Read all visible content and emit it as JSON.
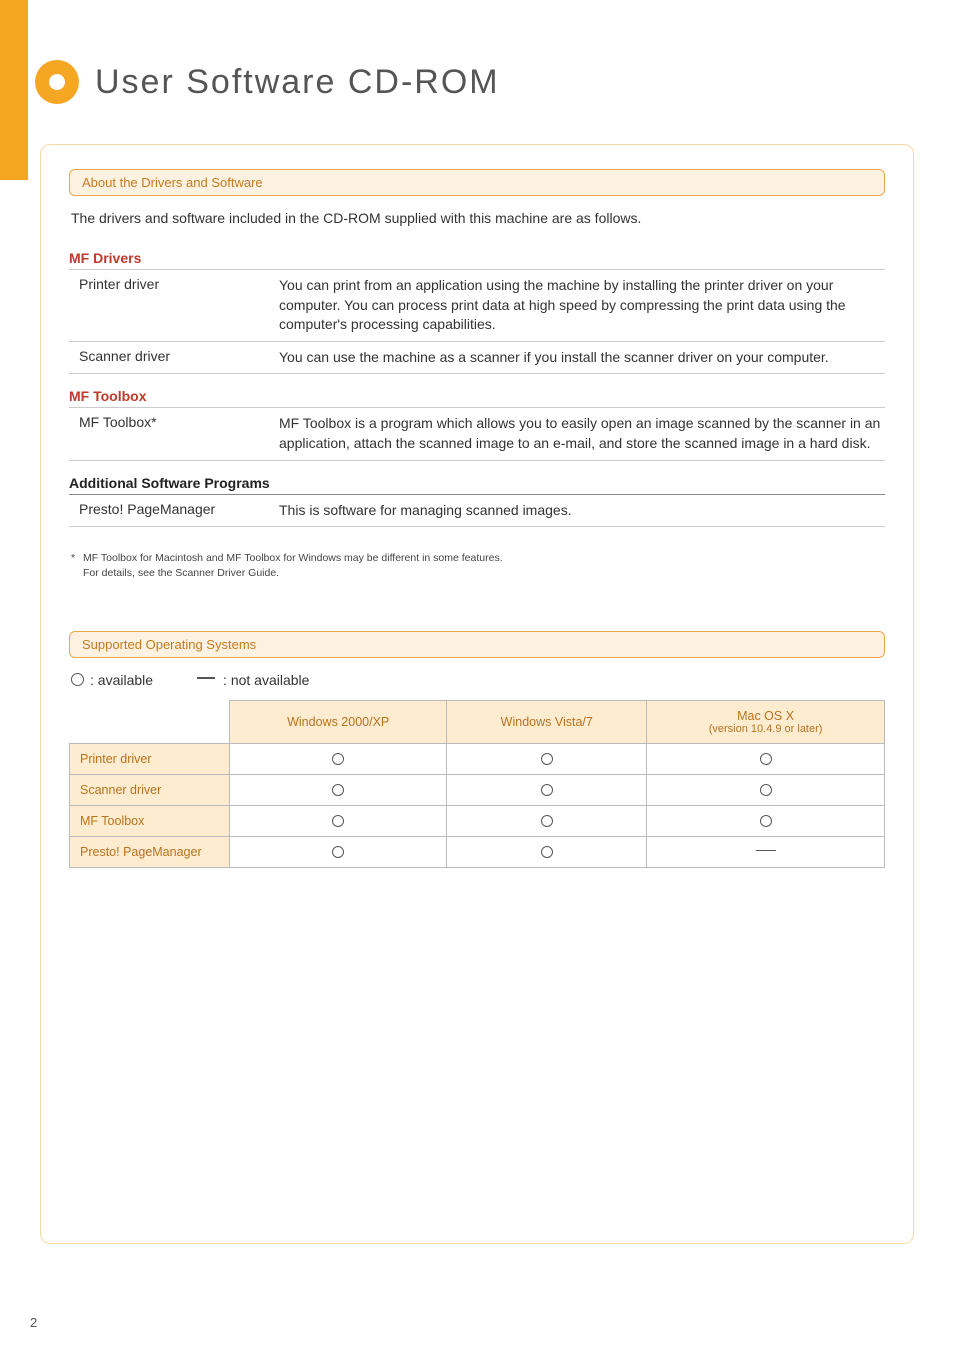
{
  "page_title": "User Software CD-ROM",
  "page_number": "2",
  "section1": {
    "header": "About the Drivers and Software",
    "intro": "The drivers and software included in the CD-ROM supplied with this machine are as follows.",
    "groups": [
      {
        "heading": "MF Drivers",
        "heading_style": "red",
        "rows": [
          {
            "key": "Printer driver",
            "val": "You can print from an application using the machine by installing the printer driver on your computer. You can process print data at high speed by compressing the print data using the computer's processing capabilities."
          },
          {
            "key": "Scanner driver",
            "val": "You can use the machine as a scanner if you install the scanner driver on your computer."
          }
        ]
      },
      {
        "heading": "MF Toolbox",
        "heading_style": "red",
        "rows": [
          {
            "key": "MF Toolbox*",
            "val": "MF Toolbox is a program which allows you to easily open an image scanned by the scanner in an application, attach the scanned image to an e-mail, and store the scanned image in a hard disk."
          }
        ]
      },
      {
        "heading": "Additional Software Programs",
        "heading_style": "black",
        "rows": [
          {
            "key": "Presto! PageManager",
            "val": "This is software for managing scanned images."
          }
        ]
      }
    ],
    "footnote_line1": "MF Toolbox for Macintosh and MF Toolbox for Windows may be different in some features.",
    "footnote_line2": "For details, see the Scanner Driver Guide."
  },
  "section2": {
    "header": "Supported Operating Systems",
    "legend_available": ": available",
    "legend_not_available": ": not available",
    "columns": [
      {
        "title": "Windows 2000/XP",
        "sub": ""
      },
      {
        "title": "Windows Vista/7",
        "sub": ""
      },
      {
        "title": "Mac OS X",
        "sub": "(version 10.4.9 or later)"
      }
    ],
    "rows": [
      {
        "label": "Printer driver",
        "cells": [
          "O",
          "O",
          "O"
        ]
      },
      {
        "label": "Scanner driver",
        "cells": [
          "O",
          "O",
          "O"
        ]
      },
      {
        "label": "MF Toolbox",
        "cells": [
          "O",
          "O",
          "O"
        ]
      },
      {
        "label": "Presto! PageManager",
        "cells": [
          "O",
          "O",
          "-"
        ]
      }
    ]
  },
  "chart_data": {
    "type": "table",
    "title": "Supported Operating Systems",
    "columns": [
      "Windows 2000/XP",
      "Windows Vista/7",
      "Mac OS X (version 10.4.9 or later)"
    ],
    "rows": [
      "Printer driver",
      "Scanner driver",
      "MF Toolbox",
      "Presto! PageManager"
    ],
    "legend": {
      "O": "available",
      "-": "not available"
    },
    "values": [
      [
        "O",
        "O",
        "O"
      ],
      [
        "O",
        "O",
        "O"
      ],
      [
        "O",
        "O",
        "O"
      ],
      [
        "O",
        "O",
        "-"
      ]
    ]
  }
}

> Task to carry out: Give every line above again exactly, with no pictures.

> The result:
Read all visible content and emit it as JSON.
{
  "page_title": "User Software CD-ROM",
  "page_number": "2",
  "section1": {
    "header": "About the Drivers and Software",
    "intro": "The drivers and software included in the CD-ROM supplied with this machine are as follows.",
    "groups": [
      {
        "heading": "MF Drivers",
        "heading_style": "red",
        "rows": [
          {
            "key": "Printer driver",
            "val": "You can print from an application using the machine by installing the printer driver on your computer. You can process print data at high speed by compressing the print data using the computer's processing capabilities."
          },
          {
            "key": "Scanner driver",
            "val": "You can use the machine as a scanner if you install the scanner driver on your computer."
          }
        ]
      },
      {
        "heading": "MF Toolbox",
        "heading_style": "red",
        "rows": [
          {
            "key": "MF Toolbox*",
            "val": "MF Toolbox is a program which allows you to easily open an image scanned by the scanner in an application, attach the scanned image to an e-mail, and store the scanned image in a hard disk."
          }
        ]
      },
      {
        "heading": "Additional Software Programs",
        "heading_style": "black",
        "rows": [
          {
            "key": "Presto! PageManager",
            "val": "This is software for managing scanned images."
          }
        ]
      }
    ],
    "footnote_line1": "MF Toolbox for Macintosh and MF Toolbox for Windows may be different in some features.",
    "footnote_line2": "For details, see the Scanner Driver Guide."
  },
  "section2": {
    "header": "Supported Operating Systems",
    "legend_available": ": available",
    "legend_not_available": ": not available",
    "columns": [
      {
        "title": "Windows 2000/XP",
        "sub": ""
      },
      {
        "title": "Windows Vista/7",
        "sub": ""
      },
      {
        "title": "Mac OS X",
        "sub": "(version 10.4.9 or later)"
      }
    ],
    "rows": [
      {
        "label": "Printer driver",
        "cells": [
          "O",
          "O",
          "O"
        ]
      },
      {
        "label": "Scanner driver",
        "cells": [
          "O",
          "O",
          "O"
        ]
      },
      {
        "label": "MF Toolbox",
        "cells": [
          "O",
          "O",
          "O"
        ]
      },
      {
        "label": "Presto! PageManager",
        "cells": [
          "O",
          "O",
          "-"
        ]
      }
    ]
  },
  "chart_data": {
    "type": "table",
    "title": "Supported Operating Systems",
    "columns": [
      "Windows 2000/XP",
      "Windows Vista/7",
      "Mac OS X (version 10.4.9 or later)"
    ],
    "rows": [
      "Printer driver",
      "Scanner driver",
      "MF Toolbox",
      "Presto! PageManager"
    ],
    "legend": {
      "O": "available",
      "-": "not available"
    },
    "values": [
      [
        "O",
        "O",
        "O"
      ],
      [
        "O",
        "O",
        "O"
      ],
      [
        "O",
        "O",
        "O"
      ],
      [
        "O",
        "O",
        "-"
      ]
    ]
  }
}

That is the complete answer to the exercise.